### WORK TO COMPLETE
Report how many lines of the entries below contain the word "position", and nothing more.

### DATASET RECORDS
>> BEGIN

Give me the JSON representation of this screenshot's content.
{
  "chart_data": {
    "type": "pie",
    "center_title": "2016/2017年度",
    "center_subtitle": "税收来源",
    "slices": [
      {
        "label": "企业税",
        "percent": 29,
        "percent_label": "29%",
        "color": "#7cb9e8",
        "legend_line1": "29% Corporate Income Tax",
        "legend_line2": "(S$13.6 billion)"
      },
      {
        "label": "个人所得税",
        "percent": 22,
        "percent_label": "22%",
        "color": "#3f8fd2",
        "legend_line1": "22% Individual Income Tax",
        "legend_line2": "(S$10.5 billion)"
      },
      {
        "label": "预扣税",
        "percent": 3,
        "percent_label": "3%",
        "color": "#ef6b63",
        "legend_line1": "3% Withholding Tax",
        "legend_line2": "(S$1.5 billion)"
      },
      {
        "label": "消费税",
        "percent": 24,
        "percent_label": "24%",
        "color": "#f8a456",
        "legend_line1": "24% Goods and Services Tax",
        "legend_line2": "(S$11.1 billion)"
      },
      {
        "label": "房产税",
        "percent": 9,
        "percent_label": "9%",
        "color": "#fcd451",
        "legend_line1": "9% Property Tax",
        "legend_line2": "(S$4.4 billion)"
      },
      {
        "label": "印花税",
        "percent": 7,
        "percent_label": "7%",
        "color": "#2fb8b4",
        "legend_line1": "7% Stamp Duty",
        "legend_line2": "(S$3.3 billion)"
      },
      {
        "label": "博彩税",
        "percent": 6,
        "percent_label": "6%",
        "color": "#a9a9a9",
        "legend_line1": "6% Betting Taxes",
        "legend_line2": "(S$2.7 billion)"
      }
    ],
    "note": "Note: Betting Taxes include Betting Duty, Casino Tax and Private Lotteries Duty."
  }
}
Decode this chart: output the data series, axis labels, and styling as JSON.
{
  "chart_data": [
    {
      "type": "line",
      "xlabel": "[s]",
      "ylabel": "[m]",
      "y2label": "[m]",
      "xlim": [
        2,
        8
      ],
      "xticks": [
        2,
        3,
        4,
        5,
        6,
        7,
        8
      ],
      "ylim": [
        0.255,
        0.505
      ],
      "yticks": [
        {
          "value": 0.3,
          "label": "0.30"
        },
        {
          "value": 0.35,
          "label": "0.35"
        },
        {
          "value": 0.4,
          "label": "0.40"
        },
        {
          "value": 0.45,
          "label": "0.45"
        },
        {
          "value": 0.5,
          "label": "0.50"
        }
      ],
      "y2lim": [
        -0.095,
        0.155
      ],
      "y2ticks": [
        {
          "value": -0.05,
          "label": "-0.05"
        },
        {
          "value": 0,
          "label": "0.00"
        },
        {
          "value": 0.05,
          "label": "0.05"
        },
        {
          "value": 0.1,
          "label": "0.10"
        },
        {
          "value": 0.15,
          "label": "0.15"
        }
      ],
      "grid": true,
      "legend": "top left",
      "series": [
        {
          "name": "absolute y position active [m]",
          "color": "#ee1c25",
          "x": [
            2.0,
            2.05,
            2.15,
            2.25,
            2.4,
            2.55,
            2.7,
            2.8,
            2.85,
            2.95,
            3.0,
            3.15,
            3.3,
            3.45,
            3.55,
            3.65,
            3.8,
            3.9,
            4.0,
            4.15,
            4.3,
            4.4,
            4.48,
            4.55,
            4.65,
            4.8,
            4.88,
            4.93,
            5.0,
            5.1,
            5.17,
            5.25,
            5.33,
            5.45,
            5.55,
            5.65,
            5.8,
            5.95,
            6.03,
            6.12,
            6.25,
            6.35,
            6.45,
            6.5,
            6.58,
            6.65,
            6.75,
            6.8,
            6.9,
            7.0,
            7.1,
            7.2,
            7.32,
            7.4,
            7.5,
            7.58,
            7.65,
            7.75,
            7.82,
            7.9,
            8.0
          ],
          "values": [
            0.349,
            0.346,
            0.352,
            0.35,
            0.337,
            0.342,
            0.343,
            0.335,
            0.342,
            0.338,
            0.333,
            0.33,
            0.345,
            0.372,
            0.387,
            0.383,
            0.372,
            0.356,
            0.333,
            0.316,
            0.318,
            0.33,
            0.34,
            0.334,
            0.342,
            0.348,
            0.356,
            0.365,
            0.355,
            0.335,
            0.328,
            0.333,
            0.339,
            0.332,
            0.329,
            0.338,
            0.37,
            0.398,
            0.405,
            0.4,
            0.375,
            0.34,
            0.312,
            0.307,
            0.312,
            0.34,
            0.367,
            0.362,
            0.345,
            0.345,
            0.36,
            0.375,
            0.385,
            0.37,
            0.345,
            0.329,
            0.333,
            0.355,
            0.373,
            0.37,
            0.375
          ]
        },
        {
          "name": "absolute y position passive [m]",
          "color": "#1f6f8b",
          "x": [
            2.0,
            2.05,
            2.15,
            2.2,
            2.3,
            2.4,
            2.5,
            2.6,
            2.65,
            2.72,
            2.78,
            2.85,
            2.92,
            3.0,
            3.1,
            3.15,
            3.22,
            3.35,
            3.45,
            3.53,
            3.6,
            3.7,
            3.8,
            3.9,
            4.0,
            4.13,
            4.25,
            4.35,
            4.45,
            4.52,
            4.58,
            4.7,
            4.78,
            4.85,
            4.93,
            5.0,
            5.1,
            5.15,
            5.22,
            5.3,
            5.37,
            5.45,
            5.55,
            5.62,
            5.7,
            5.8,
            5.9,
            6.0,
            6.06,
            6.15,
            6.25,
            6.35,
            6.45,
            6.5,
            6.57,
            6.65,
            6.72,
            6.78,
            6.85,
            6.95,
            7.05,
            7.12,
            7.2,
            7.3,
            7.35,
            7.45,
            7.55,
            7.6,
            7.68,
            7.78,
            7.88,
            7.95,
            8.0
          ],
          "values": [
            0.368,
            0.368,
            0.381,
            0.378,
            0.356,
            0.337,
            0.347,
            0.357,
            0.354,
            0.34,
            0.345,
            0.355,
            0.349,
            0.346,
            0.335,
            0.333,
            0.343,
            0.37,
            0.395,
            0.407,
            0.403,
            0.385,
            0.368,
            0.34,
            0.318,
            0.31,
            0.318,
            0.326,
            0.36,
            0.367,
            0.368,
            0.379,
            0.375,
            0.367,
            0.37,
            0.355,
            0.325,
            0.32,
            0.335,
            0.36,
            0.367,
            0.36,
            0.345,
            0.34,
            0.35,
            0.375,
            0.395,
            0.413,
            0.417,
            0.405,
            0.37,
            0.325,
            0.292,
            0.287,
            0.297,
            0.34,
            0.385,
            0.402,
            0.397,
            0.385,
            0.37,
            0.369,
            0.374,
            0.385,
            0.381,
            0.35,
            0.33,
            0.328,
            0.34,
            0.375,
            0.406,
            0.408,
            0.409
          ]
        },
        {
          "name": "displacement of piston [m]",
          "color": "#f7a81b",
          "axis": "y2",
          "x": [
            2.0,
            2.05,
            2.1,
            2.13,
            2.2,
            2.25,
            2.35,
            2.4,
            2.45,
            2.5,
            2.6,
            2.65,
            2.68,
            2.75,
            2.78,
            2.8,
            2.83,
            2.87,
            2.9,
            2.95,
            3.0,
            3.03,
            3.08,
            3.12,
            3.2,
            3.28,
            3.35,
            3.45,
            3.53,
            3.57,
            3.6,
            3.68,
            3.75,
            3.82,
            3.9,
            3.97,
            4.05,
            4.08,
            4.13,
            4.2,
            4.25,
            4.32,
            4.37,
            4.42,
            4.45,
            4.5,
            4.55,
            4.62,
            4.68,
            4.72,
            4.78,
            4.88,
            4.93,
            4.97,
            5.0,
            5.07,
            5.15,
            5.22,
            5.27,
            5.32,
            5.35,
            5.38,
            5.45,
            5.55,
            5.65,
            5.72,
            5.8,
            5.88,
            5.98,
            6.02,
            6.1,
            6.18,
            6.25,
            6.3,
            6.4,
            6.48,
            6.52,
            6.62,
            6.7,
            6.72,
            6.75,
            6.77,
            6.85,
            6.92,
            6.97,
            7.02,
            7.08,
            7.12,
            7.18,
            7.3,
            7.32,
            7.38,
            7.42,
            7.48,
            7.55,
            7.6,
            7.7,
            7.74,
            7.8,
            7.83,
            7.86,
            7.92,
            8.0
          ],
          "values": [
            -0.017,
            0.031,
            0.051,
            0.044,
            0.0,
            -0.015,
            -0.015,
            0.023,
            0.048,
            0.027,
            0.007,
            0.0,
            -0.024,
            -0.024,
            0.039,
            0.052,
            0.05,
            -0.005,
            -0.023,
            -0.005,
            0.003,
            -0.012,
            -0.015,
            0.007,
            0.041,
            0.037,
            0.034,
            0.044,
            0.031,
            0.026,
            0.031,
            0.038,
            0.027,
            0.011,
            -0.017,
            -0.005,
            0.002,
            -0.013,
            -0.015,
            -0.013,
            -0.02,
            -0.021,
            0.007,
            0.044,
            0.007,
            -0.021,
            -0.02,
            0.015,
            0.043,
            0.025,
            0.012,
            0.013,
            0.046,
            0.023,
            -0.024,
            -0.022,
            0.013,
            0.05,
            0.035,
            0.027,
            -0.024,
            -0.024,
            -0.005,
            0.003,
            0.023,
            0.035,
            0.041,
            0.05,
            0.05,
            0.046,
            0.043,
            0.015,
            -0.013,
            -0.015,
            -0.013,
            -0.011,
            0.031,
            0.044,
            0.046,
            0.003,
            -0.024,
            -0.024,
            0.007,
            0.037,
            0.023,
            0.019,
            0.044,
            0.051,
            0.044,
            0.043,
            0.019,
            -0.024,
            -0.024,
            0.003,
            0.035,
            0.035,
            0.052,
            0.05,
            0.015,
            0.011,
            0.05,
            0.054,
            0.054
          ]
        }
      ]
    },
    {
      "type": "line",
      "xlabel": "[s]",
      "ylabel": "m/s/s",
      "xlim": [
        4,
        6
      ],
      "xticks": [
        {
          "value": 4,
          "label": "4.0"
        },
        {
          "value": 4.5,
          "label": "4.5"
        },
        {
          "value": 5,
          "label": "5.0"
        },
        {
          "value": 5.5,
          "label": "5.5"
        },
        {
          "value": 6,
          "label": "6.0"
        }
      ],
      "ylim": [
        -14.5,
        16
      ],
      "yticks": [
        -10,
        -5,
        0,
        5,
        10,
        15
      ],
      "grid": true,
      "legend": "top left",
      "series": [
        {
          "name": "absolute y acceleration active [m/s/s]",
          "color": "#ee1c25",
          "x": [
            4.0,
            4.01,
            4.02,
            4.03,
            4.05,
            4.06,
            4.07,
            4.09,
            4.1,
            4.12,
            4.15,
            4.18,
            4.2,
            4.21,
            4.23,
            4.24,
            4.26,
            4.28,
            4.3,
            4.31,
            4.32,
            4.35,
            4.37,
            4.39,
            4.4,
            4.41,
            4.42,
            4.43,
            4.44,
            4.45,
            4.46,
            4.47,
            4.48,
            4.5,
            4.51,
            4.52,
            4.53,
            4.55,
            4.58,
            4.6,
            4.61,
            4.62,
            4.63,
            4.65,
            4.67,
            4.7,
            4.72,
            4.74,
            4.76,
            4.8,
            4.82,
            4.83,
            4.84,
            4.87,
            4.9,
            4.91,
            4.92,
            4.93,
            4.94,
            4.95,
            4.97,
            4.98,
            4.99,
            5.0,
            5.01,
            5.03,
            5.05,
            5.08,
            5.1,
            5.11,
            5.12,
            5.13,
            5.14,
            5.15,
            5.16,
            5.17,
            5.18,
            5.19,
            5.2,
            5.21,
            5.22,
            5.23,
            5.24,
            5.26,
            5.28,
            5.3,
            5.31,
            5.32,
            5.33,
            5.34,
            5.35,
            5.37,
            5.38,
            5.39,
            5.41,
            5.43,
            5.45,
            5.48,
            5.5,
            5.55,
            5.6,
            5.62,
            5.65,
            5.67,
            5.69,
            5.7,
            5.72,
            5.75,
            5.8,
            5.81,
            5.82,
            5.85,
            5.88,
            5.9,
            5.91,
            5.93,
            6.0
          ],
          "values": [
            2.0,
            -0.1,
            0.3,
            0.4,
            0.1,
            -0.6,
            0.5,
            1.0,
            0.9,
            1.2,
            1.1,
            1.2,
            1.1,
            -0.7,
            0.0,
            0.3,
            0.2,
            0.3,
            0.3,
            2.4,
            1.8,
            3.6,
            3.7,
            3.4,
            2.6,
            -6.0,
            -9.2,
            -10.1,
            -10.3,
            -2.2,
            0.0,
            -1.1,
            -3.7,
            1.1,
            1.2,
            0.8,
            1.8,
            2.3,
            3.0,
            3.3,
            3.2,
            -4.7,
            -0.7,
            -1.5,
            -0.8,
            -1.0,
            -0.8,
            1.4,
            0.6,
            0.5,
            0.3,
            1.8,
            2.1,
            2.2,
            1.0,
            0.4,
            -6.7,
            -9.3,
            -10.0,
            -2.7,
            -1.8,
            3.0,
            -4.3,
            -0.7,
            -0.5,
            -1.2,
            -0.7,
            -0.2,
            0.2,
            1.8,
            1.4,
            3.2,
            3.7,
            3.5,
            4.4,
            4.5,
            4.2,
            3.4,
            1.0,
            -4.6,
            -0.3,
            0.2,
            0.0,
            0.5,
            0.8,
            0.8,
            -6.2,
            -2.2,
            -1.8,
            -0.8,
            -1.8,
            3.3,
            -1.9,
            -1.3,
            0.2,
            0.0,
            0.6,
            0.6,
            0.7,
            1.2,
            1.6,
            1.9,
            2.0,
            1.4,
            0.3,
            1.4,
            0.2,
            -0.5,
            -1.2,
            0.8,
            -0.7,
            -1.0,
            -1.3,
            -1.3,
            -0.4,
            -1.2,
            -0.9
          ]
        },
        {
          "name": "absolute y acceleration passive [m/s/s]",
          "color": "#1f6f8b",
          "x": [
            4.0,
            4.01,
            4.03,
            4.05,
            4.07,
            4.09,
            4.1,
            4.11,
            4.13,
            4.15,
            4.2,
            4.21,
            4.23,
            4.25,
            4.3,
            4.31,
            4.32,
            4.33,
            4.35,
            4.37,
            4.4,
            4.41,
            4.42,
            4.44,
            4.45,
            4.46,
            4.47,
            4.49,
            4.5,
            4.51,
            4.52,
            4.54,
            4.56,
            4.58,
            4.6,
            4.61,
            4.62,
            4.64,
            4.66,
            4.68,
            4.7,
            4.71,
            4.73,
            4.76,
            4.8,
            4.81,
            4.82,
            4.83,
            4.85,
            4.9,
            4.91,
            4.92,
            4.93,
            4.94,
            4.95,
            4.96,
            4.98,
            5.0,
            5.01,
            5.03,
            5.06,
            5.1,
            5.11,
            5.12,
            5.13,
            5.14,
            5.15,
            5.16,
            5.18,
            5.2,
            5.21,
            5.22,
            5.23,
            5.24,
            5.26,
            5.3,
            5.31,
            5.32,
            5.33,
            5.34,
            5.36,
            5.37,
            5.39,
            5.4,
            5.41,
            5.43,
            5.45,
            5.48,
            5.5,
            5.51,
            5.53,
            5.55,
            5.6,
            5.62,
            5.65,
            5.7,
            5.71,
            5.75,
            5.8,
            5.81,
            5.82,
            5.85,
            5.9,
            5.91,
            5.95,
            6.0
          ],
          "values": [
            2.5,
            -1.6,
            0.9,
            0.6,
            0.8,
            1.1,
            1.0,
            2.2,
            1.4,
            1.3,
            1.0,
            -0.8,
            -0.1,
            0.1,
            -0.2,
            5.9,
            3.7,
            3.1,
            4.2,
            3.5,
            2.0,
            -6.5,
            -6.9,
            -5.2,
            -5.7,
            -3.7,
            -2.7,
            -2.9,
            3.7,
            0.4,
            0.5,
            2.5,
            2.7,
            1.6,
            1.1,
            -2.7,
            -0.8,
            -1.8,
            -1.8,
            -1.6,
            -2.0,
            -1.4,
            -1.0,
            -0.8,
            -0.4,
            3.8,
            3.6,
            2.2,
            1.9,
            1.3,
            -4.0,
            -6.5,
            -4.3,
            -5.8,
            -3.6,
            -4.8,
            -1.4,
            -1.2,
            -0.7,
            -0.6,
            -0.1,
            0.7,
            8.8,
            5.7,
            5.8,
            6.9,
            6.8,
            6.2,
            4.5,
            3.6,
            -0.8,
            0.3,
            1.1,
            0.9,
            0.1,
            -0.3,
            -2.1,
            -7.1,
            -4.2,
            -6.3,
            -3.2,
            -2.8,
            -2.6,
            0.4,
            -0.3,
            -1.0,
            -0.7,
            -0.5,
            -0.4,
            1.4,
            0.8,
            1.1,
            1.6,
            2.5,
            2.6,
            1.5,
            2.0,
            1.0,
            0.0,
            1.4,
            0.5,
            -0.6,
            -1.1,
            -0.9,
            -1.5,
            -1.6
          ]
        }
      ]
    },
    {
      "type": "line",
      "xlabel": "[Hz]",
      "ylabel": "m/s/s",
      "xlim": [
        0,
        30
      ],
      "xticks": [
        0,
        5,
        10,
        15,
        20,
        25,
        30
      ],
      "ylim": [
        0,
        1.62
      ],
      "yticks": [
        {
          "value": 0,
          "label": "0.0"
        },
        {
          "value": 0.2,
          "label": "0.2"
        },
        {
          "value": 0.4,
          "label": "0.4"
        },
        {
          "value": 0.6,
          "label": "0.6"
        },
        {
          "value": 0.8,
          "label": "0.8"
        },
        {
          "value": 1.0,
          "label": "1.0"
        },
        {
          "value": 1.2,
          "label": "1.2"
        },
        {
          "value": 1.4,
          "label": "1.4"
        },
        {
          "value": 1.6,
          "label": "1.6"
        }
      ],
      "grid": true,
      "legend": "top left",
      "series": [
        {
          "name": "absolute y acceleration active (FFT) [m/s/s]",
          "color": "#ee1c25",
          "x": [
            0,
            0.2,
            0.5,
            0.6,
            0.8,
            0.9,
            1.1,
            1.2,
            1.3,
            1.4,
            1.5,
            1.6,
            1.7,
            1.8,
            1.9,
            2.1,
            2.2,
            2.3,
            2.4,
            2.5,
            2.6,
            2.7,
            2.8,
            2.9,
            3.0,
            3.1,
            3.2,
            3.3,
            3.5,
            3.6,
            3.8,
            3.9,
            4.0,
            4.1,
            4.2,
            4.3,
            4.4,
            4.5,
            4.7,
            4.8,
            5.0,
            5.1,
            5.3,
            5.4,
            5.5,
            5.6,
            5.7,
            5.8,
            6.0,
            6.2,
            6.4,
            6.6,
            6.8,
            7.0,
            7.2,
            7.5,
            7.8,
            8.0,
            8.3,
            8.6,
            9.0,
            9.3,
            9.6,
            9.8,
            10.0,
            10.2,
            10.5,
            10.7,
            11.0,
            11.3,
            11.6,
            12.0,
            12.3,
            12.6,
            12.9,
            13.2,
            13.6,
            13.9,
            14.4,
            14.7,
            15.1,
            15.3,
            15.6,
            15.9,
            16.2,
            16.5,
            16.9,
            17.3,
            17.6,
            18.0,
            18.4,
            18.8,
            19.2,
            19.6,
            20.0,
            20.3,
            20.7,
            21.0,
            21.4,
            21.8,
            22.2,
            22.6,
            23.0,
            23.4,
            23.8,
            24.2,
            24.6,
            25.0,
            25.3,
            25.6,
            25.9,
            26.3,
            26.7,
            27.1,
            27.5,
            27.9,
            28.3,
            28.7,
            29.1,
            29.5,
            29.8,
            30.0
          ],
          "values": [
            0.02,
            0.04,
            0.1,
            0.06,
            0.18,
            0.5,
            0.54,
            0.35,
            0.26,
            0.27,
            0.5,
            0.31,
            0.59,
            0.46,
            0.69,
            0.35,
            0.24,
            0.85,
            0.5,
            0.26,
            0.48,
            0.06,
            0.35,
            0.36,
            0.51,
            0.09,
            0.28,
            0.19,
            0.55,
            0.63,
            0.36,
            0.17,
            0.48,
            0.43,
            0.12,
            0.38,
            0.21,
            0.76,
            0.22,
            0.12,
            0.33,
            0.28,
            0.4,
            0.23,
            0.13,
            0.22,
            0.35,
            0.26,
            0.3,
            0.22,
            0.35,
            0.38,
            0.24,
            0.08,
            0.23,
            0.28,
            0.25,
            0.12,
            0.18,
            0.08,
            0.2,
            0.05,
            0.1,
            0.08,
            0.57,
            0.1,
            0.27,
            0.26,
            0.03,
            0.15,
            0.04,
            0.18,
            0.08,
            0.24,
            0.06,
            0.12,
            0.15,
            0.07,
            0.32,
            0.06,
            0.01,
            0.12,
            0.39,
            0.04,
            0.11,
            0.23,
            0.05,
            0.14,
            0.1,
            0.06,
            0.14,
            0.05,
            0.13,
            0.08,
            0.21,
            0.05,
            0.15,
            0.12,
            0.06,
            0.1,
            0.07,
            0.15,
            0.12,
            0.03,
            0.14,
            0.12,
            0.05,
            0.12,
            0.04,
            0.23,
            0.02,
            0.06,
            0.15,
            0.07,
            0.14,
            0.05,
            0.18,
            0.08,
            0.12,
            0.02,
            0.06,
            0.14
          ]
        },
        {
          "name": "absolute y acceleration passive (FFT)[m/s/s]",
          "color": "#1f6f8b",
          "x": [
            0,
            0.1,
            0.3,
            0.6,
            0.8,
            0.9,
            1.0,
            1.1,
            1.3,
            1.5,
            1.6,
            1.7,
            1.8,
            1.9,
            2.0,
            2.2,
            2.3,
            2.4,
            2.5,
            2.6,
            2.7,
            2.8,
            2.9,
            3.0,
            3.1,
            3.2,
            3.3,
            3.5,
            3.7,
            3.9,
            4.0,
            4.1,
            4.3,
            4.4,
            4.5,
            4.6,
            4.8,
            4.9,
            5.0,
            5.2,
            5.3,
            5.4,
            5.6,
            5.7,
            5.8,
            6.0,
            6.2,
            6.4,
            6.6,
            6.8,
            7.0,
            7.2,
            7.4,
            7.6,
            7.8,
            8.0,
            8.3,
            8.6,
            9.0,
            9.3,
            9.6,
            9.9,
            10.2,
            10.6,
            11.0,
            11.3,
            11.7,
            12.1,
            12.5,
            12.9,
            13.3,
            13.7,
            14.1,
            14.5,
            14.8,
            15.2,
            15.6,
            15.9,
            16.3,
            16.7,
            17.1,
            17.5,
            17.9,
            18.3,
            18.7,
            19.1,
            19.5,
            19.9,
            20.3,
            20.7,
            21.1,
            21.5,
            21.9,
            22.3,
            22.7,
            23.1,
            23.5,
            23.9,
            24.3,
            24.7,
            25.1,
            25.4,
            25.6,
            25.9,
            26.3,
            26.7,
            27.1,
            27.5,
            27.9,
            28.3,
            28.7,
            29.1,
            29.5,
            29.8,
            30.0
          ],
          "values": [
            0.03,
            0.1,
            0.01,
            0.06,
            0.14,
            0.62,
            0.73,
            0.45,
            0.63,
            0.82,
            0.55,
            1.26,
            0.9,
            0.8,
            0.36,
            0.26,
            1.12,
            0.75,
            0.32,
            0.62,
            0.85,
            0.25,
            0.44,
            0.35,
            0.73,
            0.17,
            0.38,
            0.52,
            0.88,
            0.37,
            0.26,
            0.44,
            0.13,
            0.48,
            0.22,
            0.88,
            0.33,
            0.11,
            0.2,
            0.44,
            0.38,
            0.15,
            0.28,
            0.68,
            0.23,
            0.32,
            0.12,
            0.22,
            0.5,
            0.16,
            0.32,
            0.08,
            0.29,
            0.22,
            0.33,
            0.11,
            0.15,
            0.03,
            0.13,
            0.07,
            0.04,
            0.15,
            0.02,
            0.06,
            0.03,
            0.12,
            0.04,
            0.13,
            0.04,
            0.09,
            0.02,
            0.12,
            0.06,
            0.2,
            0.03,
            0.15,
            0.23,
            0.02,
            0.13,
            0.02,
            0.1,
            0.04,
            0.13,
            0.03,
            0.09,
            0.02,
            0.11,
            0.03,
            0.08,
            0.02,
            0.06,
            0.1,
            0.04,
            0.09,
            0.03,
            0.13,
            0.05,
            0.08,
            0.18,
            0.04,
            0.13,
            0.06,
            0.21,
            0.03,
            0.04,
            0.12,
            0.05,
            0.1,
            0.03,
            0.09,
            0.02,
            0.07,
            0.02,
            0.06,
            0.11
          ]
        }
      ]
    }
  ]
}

>> END

### SOLUTION TO THE EXERCISE
2